**OBJECTIVE:** Go through the listing and pick out each line with the word "сухой" in it.

**Data records:**
┄┄┄┄┄┄┄┄┄┄
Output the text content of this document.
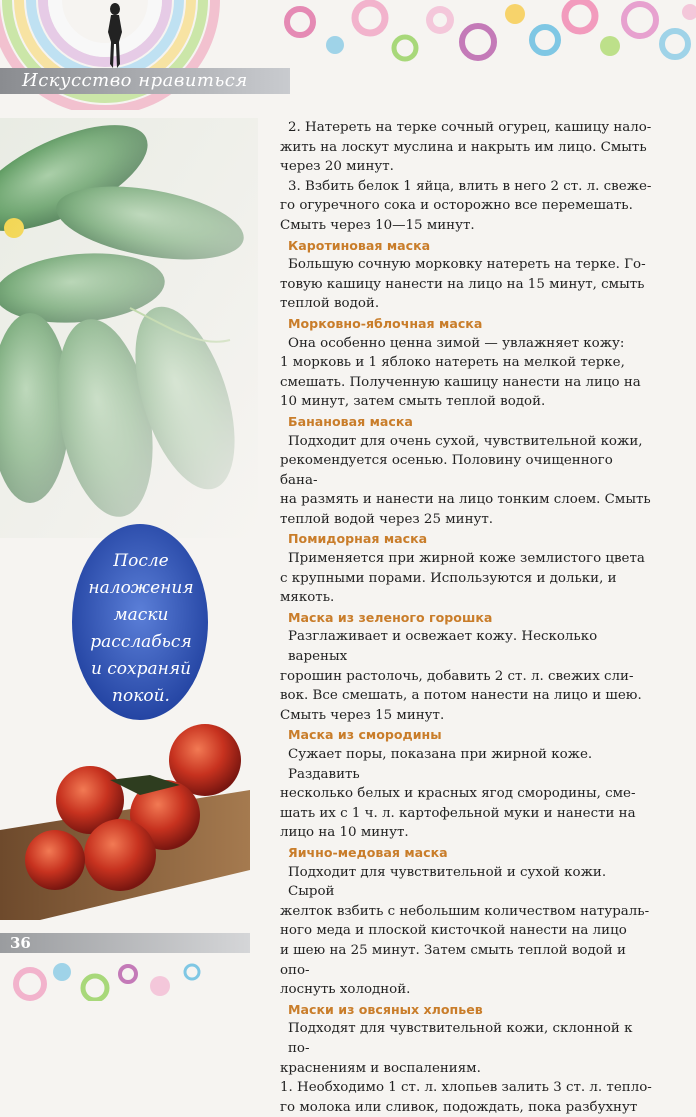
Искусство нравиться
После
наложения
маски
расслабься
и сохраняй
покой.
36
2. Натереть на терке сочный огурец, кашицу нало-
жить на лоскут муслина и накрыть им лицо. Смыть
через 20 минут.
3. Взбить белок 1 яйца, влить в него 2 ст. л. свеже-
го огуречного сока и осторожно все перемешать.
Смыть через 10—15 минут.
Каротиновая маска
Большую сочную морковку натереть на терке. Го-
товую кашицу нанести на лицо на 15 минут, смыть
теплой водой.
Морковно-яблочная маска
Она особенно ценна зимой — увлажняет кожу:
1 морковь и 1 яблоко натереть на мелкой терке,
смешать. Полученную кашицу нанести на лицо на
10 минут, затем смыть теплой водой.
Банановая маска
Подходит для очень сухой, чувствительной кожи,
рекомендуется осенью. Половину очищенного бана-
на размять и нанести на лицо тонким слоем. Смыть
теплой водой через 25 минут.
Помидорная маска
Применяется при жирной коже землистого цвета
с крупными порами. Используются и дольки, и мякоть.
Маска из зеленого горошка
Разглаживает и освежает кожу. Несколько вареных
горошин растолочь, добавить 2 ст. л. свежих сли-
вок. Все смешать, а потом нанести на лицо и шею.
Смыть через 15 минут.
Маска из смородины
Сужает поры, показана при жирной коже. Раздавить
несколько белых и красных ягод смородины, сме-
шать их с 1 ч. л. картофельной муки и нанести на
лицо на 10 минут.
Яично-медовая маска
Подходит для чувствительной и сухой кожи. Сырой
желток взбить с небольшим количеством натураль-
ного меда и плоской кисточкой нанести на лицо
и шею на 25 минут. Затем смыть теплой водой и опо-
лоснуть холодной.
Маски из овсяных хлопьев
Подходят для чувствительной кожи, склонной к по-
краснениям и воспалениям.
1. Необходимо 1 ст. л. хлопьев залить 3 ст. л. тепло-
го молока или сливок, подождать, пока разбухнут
┄┄┄┄┄┄┄┄┄┄
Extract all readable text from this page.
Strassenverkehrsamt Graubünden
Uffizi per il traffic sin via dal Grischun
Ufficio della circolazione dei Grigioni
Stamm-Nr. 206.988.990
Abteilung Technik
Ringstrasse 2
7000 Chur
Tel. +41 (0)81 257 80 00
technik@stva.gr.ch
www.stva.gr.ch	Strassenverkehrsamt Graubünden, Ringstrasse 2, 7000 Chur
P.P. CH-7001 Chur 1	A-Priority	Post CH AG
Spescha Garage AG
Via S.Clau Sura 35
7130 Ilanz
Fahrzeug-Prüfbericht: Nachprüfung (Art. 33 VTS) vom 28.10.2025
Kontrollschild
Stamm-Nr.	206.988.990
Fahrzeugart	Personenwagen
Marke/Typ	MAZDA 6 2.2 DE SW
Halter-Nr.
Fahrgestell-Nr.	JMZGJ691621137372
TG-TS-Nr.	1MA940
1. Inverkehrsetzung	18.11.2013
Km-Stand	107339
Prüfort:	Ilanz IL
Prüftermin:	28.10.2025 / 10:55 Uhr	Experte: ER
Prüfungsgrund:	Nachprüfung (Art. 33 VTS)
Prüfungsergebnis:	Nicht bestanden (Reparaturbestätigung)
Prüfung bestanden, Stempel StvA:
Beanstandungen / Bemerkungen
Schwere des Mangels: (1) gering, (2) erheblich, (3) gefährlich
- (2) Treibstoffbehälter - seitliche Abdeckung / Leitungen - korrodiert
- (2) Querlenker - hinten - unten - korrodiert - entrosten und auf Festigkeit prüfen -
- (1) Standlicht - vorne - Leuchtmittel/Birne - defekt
┄┄┄┄┄┄┄┄┄┄
**RESULT FOR THIS TASK:**
Подходит для очень сухой, чувствительной кожи,
Подходит для чувствительной и сухой кожи. Сырой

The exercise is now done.